The problem: Reproduce the data exactly.

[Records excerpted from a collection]
#####
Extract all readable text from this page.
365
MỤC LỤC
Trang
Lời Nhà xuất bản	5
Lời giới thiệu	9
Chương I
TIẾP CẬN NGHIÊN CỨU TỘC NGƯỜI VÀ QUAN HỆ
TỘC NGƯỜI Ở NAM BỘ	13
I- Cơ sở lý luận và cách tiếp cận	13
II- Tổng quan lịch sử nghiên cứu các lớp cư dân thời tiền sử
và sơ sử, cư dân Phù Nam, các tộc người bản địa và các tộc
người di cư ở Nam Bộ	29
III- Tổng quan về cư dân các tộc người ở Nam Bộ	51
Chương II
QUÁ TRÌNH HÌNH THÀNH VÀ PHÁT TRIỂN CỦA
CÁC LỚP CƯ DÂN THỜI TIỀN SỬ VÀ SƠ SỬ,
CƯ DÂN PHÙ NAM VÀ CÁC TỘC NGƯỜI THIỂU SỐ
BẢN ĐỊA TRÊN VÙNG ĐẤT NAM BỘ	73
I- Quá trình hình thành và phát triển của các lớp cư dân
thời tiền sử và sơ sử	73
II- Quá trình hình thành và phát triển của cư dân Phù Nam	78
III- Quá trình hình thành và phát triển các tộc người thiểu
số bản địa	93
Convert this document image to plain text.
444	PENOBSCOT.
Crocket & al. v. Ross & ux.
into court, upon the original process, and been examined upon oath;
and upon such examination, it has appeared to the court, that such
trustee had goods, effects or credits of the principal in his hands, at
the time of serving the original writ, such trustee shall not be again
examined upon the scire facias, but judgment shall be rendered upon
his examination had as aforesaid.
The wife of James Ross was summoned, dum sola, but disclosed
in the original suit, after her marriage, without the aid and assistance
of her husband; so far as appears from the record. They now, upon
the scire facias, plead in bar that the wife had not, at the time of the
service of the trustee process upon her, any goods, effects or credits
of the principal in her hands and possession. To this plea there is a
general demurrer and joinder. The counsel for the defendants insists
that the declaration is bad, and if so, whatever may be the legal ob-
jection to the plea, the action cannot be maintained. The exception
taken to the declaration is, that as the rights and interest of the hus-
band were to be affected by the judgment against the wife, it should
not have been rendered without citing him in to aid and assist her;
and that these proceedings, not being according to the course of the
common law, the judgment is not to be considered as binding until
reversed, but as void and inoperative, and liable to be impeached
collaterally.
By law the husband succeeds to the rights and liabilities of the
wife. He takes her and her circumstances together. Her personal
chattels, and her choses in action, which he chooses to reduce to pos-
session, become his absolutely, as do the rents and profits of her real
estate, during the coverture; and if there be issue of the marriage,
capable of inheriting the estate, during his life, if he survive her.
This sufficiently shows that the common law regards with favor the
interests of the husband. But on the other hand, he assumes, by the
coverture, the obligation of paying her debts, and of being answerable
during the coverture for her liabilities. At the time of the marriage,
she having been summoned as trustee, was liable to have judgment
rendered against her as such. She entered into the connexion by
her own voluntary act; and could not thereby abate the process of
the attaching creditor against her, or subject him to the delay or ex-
#####
Reply:
Extract all readable text from this page.
365
MỤC LỤC
Trang
Lời Nhà xuất bản	5
Lời giới thiệu	9
Chương I
TIẾP CẬN NGHIÊN CỨU TỘC NGƯỜI VÀ QUAN HỆ
TỘC NGƯỜI Ở NAM BỘ	13
I- Cơ sở lý luận và cách tiếp cận	13
II- Tổng quan lịch sử nghiên cứu các lớp cư dân thời tiền sử
và sơ sử, cư dân Phù Nam, các tộc người bản địa và các tộc
người di cư ở Nam Bộ	29
III- Tổng quan về cư dân các tộc người ở Nam Bộ	51
Chương II
QUÁ TRÌNH HÌNH THÀNH VÀ PHÁT TRIỂN CỦA
CÁC LỚP CƯ DÂN THỜI TIỀN SỬ VÀ SƠ SỬ,
CƯ DÂN PHÙ NAM VÀ CÁC TỘC NGƯỜI THIỂU SỐ
BẢN ĐỊA TRÊN VÙNG ĐẤT NAM BỘ	73
I- Quá trình hình thành và phát triển của các lớp cư dân
thời tiền sử và sơ sử	73
II- Quá trình hình thành và phát triển của cư dân Phù Nam	78
III- Quá trình hình thành và phát triển các tộc người thiểu
số bản địa	93
Convert this document image to plain text.
444	PENOBSCOT.
Crocket & al. v. Ross & ux.
into court, upon the original process, and been examined upon oath;
and upon such examination, it has appeared to the court, that such
trustee had goods, effects or credits of the principal in his hands, at
the time of serving the original writ, such trustee shall not be again
examined upon the scire facias, but judgment shall be rendered upon
his examination had as aforesaid.
The wife of James Ross was summoned, dum sola, but disclosed
in the original suit, after her marriage, without the aid and assistance
of her husband; so far as appears from the record. They now, upon
the scire facias, plead in bar that the wife had not, at the time of the
service of the trustee process upon her, any goods, effects or credits
of the principal in her hands and possession. To this plea there is a
general demurrer and joinder. The counsel for the defendants insists
that the declaration is bad, and if so, whatever may be the legal ob-
jection to the plea, the action cannot be maintained. The exception
taken to the declaration is, that as the rights and interest of the hus-
band were to be affected by the judgment against the wife, it should
not have been rendered without citing him in to aid and assist her;
and that these proceedings, not being according to the course of the
common law, the judgment is not to be considered as binding until
reversed, but as void and inoperative, and liable to be impeached
collaterally.
By law the husband succeeds to the rights and liabilities of the
wife. He takes her and her circumstances together. Her personal
chattels, and her choses in action, which he chooses to reduce to pos-
session, become his absolutely, as do the rents and profits of her real
estate, during the coverture; and if there be issue of the marriage,
capable of inheriting the estate, during his life, if he survive her.
This sufficiently shows that the common law regards with favor the
interests of the husband. But on the other hand, he assumes, by the
coverture, the obligation of paying her debts, and of being answerable
during the coverture for her liabilities. At the time of the marriage,
she having been summoned as trustee, was liable to have judgment
rendered against her as such. She entered into the connexion by
her own voluntary act; and could not thereby abate the process of
the attaching creditor against her, or subject him to the delay or ex-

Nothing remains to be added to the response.